───── Input rows ─────

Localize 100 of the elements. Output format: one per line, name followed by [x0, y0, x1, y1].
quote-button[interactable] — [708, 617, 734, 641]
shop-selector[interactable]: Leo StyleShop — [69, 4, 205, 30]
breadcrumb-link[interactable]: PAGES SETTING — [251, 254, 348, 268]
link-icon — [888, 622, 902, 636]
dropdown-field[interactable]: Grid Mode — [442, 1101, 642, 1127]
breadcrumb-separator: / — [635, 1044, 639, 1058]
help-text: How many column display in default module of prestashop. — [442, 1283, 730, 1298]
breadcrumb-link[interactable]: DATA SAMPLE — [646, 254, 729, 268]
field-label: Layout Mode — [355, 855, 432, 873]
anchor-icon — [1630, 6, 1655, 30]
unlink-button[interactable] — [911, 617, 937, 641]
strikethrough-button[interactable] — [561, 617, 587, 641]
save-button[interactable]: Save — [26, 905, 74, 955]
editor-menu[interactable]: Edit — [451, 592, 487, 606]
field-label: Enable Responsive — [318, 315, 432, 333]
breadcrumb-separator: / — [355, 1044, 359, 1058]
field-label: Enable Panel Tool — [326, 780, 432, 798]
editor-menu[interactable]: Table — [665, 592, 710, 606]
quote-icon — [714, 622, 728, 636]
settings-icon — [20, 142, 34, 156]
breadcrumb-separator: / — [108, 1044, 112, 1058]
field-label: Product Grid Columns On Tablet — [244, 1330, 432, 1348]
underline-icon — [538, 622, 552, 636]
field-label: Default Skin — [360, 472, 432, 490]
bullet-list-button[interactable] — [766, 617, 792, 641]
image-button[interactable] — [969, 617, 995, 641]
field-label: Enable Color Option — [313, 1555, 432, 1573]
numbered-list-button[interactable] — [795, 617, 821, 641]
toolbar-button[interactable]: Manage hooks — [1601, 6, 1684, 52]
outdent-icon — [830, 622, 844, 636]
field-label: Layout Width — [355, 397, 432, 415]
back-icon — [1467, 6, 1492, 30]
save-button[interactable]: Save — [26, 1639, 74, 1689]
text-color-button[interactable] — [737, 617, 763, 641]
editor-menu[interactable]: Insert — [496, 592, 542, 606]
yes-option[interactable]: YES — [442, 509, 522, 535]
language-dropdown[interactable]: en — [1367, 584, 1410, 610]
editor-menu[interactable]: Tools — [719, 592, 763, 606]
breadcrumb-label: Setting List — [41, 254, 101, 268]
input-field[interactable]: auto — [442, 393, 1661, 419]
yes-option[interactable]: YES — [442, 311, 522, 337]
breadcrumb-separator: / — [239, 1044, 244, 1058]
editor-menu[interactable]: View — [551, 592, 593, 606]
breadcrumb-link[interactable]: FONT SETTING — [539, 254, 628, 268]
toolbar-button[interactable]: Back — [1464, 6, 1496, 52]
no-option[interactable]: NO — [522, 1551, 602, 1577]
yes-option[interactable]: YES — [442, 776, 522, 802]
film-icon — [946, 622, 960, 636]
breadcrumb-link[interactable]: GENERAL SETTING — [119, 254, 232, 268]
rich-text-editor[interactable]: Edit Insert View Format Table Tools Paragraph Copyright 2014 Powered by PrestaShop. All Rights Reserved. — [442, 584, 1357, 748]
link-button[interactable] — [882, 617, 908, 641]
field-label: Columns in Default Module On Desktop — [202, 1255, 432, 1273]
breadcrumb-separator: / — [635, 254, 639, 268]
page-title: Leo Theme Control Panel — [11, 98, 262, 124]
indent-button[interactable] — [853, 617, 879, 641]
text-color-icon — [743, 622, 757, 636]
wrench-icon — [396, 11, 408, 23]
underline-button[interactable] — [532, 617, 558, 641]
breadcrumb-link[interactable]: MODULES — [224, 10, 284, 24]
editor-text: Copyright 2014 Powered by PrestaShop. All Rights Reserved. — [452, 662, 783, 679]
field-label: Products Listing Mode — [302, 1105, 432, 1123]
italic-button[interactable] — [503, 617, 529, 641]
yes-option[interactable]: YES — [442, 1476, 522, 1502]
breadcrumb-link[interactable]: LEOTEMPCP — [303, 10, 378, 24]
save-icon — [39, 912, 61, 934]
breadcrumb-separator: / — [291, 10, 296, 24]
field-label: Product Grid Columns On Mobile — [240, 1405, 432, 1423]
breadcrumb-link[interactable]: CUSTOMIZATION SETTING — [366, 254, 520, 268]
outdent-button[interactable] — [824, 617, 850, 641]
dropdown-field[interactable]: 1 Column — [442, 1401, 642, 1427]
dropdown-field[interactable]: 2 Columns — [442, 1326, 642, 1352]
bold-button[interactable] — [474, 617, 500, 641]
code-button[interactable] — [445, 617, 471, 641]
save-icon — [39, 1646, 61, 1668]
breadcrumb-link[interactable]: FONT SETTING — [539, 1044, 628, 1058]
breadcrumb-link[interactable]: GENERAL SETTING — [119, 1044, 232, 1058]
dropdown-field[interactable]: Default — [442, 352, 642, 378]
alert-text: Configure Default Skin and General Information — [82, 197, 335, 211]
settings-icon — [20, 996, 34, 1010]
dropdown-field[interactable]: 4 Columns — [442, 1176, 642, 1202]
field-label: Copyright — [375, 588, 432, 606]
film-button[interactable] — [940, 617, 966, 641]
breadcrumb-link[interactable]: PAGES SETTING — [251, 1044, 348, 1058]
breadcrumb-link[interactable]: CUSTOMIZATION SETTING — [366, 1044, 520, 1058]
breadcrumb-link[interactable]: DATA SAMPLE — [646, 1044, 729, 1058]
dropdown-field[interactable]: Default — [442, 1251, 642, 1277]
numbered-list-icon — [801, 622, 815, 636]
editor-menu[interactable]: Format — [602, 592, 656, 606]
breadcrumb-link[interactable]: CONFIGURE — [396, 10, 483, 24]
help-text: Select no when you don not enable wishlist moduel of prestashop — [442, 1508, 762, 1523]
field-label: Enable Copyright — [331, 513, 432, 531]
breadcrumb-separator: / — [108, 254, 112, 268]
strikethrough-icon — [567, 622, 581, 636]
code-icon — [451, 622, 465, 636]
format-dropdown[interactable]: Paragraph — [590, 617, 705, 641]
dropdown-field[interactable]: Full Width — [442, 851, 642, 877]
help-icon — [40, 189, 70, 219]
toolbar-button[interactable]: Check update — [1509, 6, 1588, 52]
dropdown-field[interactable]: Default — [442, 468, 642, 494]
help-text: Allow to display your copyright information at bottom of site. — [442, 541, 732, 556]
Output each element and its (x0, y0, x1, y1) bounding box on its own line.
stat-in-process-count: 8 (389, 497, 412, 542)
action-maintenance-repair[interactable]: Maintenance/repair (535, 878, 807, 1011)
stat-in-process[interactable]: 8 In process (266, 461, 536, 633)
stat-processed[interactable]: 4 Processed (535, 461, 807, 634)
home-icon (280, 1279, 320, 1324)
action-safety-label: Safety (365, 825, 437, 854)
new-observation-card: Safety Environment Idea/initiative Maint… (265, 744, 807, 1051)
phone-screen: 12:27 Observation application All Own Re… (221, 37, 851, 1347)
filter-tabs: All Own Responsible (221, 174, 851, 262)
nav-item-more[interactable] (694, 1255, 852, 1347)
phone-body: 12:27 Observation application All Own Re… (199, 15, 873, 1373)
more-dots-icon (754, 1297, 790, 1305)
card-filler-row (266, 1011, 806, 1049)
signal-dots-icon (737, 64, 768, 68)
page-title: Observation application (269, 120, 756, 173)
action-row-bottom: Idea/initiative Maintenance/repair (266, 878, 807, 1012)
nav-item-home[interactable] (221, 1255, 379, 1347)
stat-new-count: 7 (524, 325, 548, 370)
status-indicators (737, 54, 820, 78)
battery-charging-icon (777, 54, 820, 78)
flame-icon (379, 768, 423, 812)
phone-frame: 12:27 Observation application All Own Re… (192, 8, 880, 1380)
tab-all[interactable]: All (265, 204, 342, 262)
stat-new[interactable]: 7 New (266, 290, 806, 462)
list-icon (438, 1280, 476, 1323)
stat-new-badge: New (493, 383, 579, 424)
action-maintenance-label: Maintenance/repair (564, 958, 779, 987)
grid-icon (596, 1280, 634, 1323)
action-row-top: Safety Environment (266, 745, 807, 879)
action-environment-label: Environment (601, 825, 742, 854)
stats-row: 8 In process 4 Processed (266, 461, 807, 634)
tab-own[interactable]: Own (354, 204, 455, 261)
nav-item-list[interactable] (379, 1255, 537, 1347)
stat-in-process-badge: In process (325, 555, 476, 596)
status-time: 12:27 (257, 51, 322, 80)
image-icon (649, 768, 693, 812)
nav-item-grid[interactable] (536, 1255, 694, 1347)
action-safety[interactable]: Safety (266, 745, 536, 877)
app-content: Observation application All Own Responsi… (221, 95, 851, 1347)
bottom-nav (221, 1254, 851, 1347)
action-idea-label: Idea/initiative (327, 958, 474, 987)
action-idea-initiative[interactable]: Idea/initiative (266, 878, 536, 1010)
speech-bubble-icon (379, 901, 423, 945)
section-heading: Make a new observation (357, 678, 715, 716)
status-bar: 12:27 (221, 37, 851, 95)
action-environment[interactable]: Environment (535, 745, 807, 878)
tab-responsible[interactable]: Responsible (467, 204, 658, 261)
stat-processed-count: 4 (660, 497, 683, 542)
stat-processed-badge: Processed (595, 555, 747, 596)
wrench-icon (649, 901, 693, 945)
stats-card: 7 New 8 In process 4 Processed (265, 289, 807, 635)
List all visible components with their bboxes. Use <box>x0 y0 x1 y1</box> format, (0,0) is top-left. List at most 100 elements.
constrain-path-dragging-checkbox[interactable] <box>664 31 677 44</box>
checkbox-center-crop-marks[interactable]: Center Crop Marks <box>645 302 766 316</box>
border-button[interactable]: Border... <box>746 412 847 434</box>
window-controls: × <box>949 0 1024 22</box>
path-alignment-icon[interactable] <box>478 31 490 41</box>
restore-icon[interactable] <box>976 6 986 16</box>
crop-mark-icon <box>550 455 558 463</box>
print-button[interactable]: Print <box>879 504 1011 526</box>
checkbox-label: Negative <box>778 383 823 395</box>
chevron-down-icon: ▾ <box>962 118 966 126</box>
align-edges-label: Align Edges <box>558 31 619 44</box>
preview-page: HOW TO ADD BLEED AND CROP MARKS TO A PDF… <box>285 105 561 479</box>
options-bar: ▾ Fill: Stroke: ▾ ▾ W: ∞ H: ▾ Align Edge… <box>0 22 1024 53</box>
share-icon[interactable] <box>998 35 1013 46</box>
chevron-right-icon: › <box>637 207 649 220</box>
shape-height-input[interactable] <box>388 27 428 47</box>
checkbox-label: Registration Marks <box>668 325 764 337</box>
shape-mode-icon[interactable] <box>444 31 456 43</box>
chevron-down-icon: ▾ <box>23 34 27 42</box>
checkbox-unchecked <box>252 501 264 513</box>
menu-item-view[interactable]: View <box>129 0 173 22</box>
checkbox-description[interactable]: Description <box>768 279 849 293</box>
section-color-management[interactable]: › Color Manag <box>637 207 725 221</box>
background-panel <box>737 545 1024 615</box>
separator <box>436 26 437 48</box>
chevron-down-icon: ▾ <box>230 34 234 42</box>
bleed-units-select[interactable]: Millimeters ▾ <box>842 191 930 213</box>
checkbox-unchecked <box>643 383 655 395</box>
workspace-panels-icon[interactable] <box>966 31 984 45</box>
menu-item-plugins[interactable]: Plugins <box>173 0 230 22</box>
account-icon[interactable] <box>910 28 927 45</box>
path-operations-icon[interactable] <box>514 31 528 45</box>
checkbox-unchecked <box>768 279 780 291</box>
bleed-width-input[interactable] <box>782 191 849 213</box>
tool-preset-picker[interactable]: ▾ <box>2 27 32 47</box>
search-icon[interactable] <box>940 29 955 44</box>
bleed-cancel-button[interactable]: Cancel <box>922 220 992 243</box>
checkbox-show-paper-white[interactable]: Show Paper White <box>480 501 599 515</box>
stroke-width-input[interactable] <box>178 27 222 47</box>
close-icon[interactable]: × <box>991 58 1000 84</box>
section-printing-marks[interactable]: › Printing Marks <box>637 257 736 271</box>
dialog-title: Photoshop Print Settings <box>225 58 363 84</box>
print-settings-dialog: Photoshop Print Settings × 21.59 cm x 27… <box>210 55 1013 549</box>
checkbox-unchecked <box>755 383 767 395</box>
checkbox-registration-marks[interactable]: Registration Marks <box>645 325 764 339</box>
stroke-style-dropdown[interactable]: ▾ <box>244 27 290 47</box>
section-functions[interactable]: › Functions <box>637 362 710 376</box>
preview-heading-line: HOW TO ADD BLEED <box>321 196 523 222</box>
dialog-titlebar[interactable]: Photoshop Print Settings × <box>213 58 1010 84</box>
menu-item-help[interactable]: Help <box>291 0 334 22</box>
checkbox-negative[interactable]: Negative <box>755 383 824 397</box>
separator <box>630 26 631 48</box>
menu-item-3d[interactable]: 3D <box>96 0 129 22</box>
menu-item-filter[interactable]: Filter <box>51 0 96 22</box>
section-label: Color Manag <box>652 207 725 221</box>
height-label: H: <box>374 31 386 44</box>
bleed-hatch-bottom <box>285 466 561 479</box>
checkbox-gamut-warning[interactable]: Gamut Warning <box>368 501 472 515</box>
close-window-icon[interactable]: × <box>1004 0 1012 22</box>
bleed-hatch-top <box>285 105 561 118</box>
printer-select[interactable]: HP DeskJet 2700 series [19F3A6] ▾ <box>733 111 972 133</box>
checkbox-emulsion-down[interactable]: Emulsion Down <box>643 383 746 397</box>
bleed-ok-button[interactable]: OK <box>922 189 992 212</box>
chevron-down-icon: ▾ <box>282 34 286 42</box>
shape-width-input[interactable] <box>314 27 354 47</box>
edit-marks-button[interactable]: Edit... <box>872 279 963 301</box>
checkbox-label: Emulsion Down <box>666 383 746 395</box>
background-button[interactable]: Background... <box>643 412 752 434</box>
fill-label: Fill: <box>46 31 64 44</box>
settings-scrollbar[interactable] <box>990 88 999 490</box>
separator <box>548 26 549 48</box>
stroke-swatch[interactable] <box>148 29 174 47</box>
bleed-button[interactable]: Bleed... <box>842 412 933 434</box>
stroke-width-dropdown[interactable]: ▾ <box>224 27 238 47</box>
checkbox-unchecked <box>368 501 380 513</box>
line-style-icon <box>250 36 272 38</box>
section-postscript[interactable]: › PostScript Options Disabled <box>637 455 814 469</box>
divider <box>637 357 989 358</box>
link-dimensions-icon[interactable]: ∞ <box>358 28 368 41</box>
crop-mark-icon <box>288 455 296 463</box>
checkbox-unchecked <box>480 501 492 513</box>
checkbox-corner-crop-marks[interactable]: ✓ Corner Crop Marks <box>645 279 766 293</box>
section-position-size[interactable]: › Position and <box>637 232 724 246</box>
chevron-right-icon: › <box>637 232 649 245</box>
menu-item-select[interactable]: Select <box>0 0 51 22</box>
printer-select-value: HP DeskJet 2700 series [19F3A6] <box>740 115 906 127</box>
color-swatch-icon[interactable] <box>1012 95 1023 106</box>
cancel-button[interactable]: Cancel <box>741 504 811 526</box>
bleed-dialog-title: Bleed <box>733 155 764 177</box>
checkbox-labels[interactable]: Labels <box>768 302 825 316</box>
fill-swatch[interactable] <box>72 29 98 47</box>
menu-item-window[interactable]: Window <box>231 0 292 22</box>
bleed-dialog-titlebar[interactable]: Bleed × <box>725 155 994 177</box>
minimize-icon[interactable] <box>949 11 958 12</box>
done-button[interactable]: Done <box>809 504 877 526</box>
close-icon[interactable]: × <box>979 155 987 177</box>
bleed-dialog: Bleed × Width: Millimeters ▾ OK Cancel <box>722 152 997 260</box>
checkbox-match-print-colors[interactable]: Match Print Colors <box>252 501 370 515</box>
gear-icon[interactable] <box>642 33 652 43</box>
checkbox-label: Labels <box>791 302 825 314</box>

─────

Set problem: Count the lines above that contain the string "printer", treating uppercase and lowercase as different, and give only the number.

Expected answer: 2